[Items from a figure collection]
-*-*-

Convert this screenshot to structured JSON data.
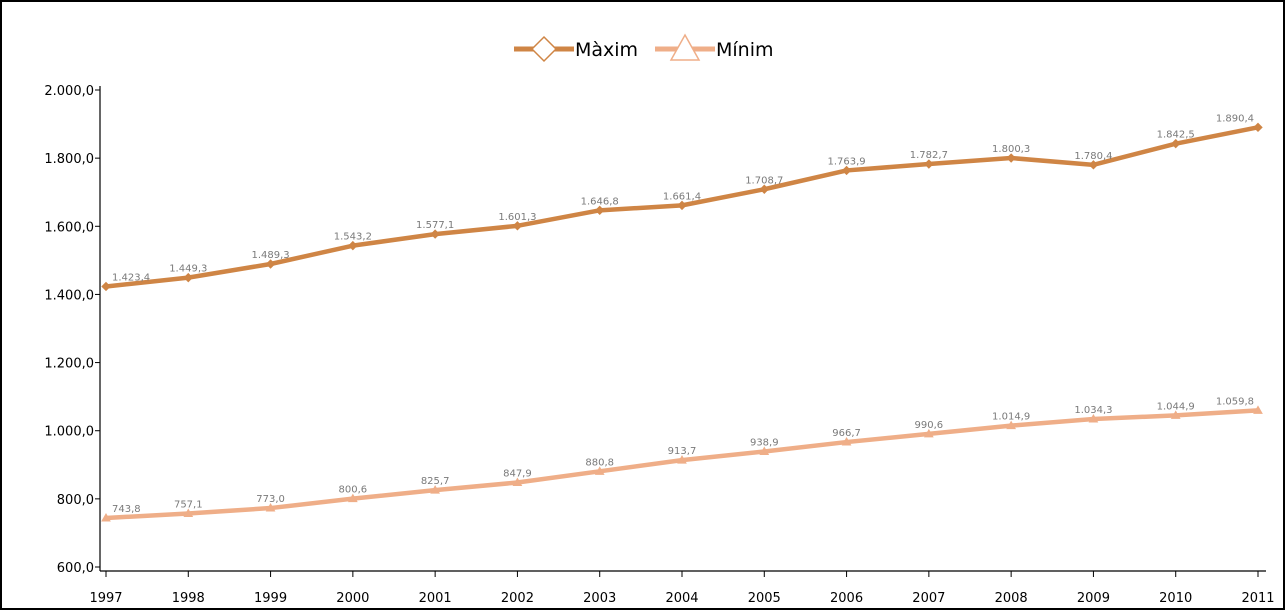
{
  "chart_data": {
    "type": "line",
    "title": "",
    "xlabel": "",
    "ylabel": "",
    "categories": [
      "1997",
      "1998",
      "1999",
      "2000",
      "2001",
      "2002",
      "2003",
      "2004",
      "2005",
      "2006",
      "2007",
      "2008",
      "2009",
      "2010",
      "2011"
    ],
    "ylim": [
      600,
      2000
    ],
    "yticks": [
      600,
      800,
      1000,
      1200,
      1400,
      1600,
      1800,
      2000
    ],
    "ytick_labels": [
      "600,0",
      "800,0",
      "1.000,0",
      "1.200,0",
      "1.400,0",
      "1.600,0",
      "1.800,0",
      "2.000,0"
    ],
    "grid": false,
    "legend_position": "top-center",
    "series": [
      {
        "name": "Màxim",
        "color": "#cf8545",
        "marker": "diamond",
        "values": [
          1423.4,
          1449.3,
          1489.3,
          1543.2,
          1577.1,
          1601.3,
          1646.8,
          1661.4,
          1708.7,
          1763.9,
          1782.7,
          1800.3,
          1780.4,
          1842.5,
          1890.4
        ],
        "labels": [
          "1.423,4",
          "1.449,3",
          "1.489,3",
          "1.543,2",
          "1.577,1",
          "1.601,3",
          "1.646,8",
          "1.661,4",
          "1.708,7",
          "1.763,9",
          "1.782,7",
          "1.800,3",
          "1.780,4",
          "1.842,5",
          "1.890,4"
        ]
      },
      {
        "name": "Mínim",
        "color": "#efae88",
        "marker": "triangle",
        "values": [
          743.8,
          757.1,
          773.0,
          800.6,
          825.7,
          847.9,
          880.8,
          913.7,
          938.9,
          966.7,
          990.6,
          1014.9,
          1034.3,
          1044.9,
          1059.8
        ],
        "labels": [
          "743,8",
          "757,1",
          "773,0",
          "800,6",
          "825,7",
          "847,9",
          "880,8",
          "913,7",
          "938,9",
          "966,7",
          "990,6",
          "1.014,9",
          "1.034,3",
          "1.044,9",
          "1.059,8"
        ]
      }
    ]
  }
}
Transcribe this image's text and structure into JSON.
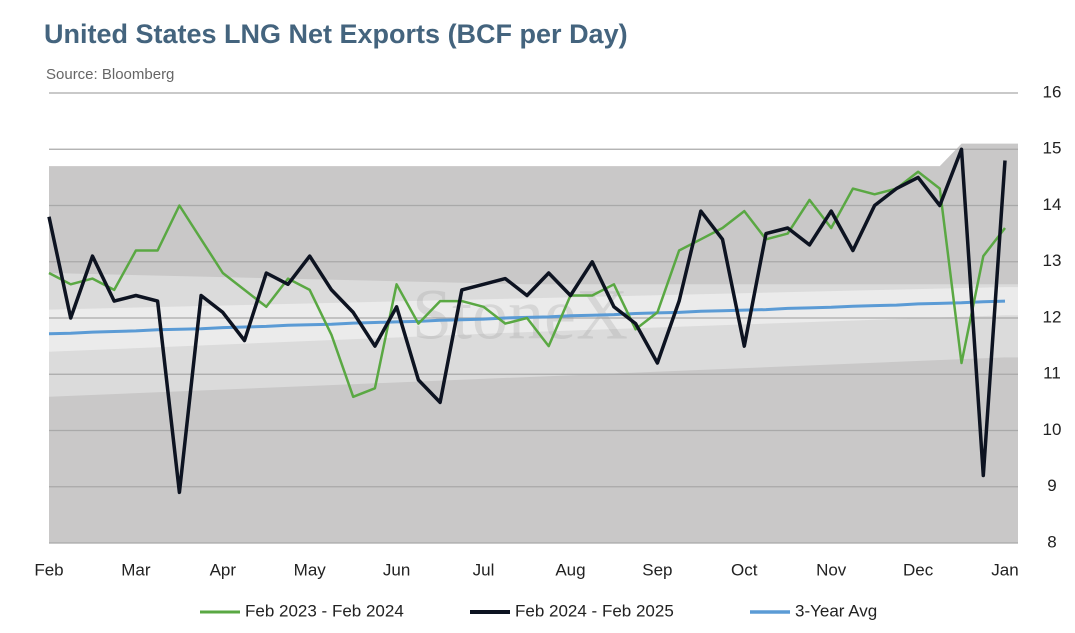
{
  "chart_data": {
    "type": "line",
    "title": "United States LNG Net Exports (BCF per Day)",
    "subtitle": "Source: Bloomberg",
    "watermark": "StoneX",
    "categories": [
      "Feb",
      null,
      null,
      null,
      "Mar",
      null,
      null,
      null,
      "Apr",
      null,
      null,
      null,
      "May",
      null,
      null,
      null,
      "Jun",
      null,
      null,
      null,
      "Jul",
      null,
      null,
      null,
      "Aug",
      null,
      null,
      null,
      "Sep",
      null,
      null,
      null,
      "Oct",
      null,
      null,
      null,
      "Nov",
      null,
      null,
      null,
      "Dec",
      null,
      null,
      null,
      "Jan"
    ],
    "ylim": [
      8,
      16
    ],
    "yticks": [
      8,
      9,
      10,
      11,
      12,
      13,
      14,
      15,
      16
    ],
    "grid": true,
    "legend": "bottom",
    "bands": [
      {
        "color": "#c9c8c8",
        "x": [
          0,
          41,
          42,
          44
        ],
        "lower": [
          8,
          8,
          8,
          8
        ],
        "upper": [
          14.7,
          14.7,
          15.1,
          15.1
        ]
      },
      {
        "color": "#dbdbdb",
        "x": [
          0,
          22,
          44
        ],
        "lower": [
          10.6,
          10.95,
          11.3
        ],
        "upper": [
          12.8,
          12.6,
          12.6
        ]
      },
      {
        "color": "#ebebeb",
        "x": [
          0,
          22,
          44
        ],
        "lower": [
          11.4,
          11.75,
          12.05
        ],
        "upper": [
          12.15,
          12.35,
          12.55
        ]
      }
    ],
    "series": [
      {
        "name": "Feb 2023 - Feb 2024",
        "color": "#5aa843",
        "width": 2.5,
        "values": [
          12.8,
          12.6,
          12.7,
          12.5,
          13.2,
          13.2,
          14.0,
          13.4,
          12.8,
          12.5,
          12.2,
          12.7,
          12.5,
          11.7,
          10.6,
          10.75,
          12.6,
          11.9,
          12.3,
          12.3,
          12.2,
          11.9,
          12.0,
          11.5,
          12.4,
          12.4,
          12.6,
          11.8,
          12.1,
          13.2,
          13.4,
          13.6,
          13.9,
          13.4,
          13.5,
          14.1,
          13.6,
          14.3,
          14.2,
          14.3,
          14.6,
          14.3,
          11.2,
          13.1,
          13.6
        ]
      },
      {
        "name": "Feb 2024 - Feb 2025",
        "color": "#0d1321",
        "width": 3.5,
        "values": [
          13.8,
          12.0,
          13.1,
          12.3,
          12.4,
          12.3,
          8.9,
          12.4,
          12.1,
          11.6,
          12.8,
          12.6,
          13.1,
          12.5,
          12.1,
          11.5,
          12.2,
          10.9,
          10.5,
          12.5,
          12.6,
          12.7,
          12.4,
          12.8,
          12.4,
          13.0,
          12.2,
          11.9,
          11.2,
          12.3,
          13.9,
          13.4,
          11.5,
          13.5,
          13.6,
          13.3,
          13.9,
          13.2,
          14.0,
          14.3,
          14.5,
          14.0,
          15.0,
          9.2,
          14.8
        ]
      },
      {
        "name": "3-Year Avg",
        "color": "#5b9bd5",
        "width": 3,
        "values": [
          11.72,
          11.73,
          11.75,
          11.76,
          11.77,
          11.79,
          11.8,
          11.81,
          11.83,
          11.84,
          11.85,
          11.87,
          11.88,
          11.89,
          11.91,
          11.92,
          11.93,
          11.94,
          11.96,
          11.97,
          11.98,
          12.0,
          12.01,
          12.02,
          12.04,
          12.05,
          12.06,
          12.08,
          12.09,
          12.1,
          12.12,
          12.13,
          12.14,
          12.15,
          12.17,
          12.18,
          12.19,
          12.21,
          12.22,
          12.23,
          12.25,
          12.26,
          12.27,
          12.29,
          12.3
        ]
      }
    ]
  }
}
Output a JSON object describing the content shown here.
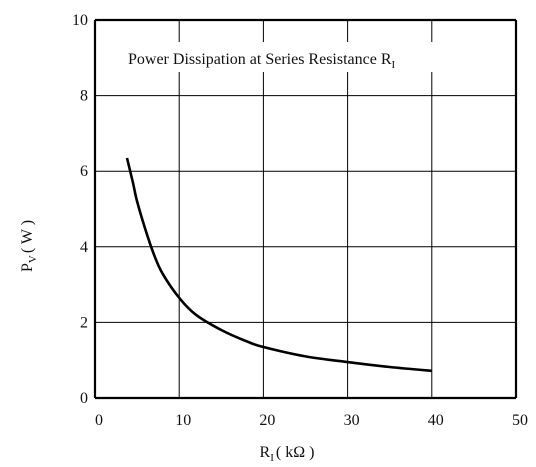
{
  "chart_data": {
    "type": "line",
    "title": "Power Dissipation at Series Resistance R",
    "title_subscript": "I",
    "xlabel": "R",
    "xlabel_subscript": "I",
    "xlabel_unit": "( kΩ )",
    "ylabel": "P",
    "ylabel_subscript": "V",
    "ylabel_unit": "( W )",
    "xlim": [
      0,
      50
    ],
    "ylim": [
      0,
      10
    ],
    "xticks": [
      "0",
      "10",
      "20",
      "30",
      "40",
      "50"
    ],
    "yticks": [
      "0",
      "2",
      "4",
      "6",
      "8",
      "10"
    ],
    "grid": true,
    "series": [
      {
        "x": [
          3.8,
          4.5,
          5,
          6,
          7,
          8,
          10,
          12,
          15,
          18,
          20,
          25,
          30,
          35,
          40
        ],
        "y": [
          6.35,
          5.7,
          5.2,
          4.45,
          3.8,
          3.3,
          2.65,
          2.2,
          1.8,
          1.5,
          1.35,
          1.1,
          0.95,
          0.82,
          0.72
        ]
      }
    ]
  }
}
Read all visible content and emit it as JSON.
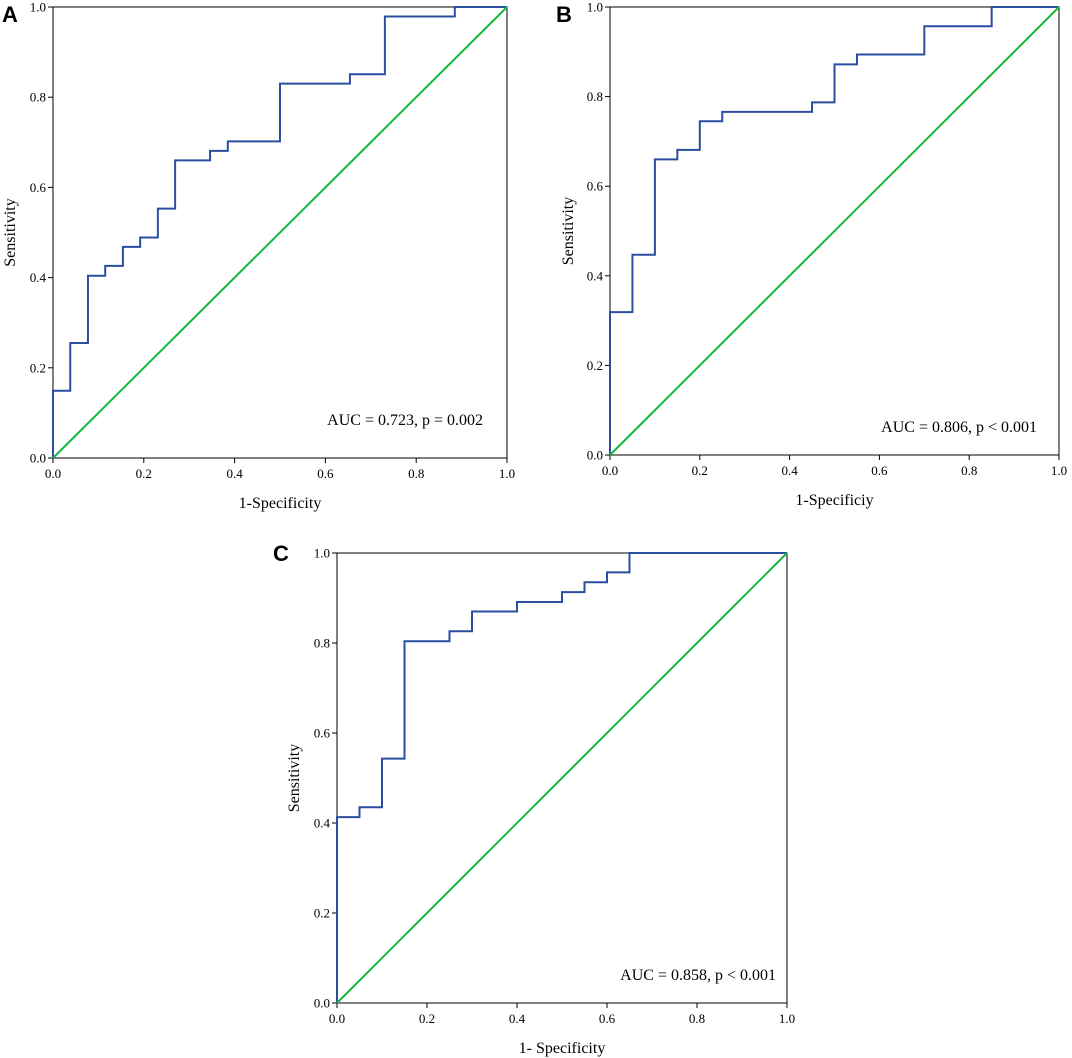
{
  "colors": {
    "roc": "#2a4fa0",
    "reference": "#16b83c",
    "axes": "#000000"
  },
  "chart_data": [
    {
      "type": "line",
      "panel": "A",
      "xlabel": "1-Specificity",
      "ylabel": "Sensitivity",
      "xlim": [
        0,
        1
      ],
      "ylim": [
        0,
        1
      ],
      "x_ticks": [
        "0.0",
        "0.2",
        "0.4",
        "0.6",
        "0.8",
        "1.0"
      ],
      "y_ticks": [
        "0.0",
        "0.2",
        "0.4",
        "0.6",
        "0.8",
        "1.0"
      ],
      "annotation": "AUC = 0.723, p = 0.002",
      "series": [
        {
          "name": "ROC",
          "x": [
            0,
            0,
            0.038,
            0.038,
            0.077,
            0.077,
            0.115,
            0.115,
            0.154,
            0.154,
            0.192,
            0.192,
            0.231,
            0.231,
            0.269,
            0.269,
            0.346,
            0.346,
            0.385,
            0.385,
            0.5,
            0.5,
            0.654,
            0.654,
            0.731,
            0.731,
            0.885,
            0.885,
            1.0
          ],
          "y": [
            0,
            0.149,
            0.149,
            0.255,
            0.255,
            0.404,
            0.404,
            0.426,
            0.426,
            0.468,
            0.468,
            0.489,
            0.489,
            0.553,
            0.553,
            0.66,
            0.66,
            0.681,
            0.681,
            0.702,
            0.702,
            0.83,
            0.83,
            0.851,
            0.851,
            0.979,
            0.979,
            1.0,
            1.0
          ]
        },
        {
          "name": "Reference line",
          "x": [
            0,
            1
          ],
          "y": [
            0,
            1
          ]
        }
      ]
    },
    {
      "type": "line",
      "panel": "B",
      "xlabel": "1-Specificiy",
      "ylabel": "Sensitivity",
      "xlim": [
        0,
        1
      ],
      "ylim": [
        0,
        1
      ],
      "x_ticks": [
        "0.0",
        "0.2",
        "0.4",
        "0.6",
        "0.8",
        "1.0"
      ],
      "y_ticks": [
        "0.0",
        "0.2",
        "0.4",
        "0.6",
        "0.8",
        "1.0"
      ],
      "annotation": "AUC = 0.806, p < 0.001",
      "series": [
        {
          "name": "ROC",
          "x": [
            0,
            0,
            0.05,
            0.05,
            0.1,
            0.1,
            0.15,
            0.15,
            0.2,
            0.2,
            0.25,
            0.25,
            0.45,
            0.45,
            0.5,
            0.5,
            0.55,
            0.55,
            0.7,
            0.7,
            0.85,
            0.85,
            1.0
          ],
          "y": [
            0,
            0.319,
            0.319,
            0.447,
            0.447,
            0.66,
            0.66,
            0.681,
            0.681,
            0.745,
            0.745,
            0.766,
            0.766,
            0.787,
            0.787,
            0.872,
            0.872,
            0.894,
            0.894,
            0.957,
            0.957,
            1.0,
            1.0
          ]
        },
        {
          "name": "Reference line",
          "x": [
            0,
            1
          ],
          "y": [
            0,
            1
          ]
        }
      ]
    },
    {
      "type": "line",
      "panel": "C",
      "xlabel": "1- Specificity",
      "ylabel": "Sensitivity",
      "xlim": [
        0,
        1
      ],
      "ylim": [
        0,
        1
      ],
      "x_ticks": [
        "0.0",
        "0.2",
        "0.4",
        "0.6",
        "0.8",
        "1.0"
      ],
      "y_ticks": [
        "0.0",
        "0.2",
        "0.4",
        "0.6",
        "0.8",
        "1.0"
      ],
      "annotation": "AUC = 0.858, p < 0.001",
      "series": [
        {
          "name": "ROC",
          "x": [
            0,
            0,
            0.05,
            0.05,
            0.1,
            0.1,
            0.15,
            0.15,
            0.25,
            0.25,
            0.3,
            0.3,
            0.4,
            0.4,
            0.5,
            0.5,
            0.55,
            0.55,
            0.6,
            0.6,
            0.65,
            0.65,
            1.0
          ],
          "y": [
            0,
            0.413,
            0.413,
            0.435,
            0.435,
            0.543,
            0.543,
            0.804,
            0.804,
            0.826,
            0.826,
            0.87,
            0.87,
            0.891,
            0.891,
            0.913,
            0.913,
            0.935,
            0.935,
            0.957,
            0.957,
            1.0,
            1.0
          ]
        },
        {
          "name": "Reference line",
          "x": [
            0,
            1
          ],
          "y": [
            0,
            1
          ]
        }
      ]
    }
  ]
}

-*-*-

AIM
Give back only a number, the number of lines where the string "Specificity" occurs.

ANSWER TO THIS PROBLEM
2